#### TASK INSTRUCTIONS:
Each record below should be output verbatim, without pictures.

#### INPUT RECORDS:
━━━━

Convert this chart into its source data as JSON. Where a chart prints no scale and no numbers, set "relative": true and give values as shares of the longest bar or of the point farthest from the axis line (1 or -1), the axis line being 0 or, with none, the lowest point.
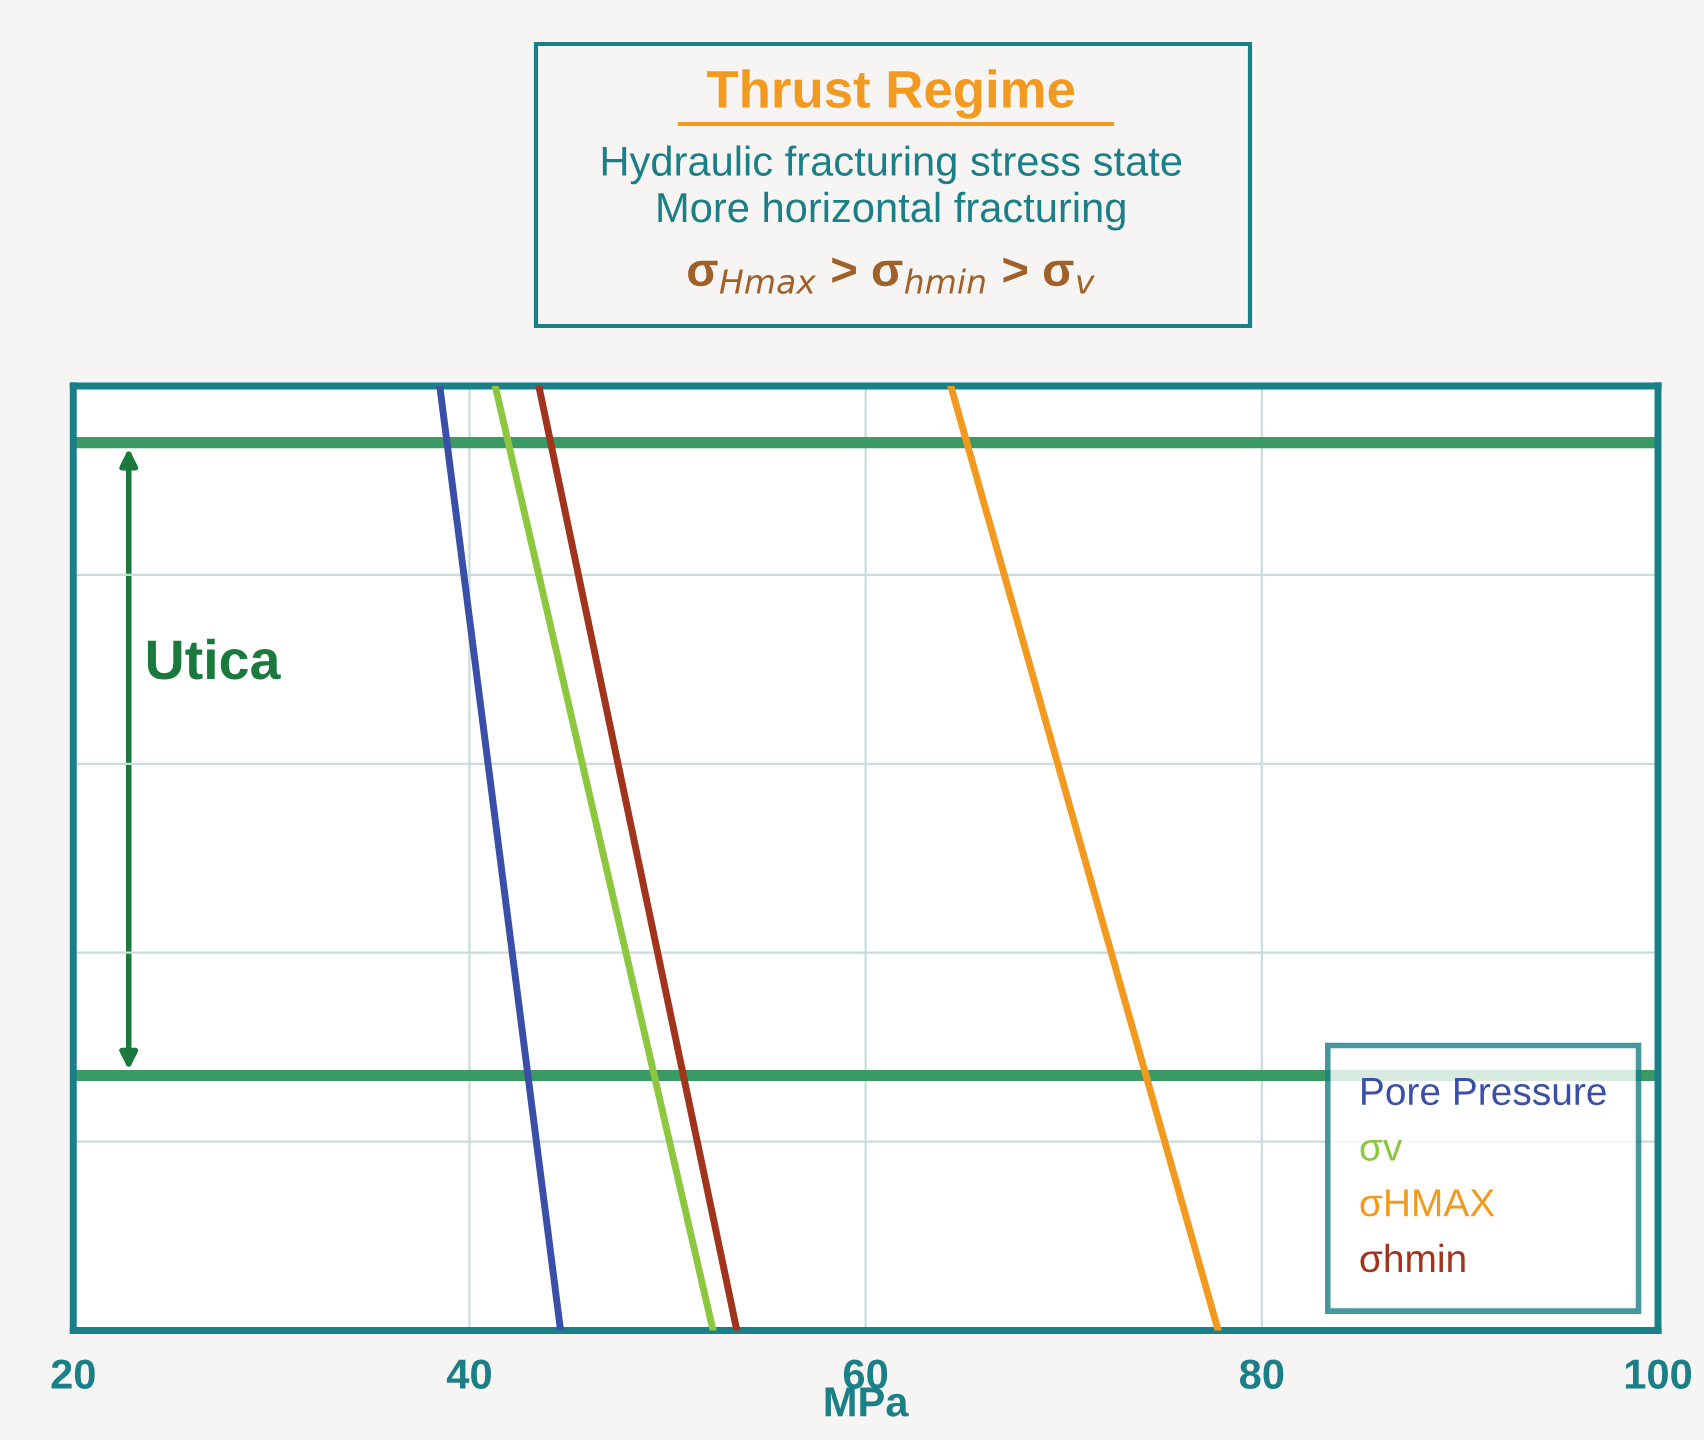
{
  "chart_data": {
    "type": "line",
    "title": "Thrust Regime",
    "subtitle": "Hydraulic fracturing stress state\nMore horizontal fracturing",
    "annotations": [
      "σ$_{Hmax}$ > σ$_{hmin}$ > σ$_{v}$",
      "Utica"
    ],
    "xlabel": "MPa",
    "relative": true,
    "xlim": [
      20,
      100
    ],
    "xticks": [
      20,
      40,
      60,
      80,
      100
    ],
    "series": [
      {
        "name": "Pore Pressure",
        "color": "#3a4fa8",
        "x": [
          38.5,
          44.6
        ],
        "values": [
          1,
          0
        ]
      },
      {
        "name": "σv",
        "color": "#8dc63f",
        "x": [
          41.3,
          52.3
        ],
        "values": [
          1,
          0
        ]
      },
      {
        "name": "σHMAX",
        "color": "#f29a1f",
        "x": [
          64.3,
          77.8
        ],
        "values": [
          1,
          0
        ]
      },
      {
        "name": "σhmin",
        "color": "#a0341c",
        "x": [
          43.5,
          53.5
        ],
        "values": [
          1,
          0
        ]
      }
    ],
    "ref_lines": [
      {
        "axis": "y",
        "value": 0.94,
        "color": "#3a9a63"
      },
      {
        "axis": "y",
        "value": 0.27,
        "color": "#3a9a63"
      }
    ],
    "grid": true,
    "legend": "bottom right",
    "marker": "none",
    "line_style": "solid"
  }
}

━━━━

#### SOLUTION:
Convert this chart into its source data as JSON. Where a chart prints no scale and no numbers, set "relative": true and give values as shares of the longest bar or of the point farthest from the axis line (1 or -1), the axis line being 0 or, with none, the lowest point.
{
  "chart_data": {
    "type": "line",
    "title": "Thrust Regime",
    "subtitle": "Hydraulic fracturing stress state\nMore horizontal fracturing",
    "annotations": [
      "σ$_{Hmax}$ > σ$_{hmin}$ > σ$_{v}$",
      "Utica"
    ],
    "xlabel": "MPa",
    "relative": true,
    "xlim": [
      20,
      100
    ],
    "xticks": [
      20,
      40,
      60,
      80,
      100
    ],
    "series": [
      {
        "name": "Pore Pressure",
        "color": "#3a4fa8",
        "x": [
          38.5,
          44.6
        ],
        "values": [
          1,
          0
        ]
      },
      {
        "name": "σv",
        "color": "#8dc63f",
        "x": [
          41.3,
          52.3
        ],
        "values": [
          1,
          0
        ]
      },
      {
        "name": "σHMAX",
        "color": "#f29a1f",
        "x": [
          64.3,
          77.8
        ],
        "values": [
          1,
          0
        ]
      },
      {
        "name": "σhmin",
        "color": "#a0341c",
        "x": [
          43.5,
          53.5
        ],
        "values": [
          1,
          0
        ]
      }
    ],
    "ref_lines": [
      {
        "axis": "y",
        "value": 0.94,
        "color": "#3a9a63"
      },
      {
        "axis": "y",
        "value": 0.27,
        "color": "#3a9a63"
      }
    ],
    "grid": true,
    "legend": "bottom right",
    "marker": "none",
    "line_style": "solid"
  }
}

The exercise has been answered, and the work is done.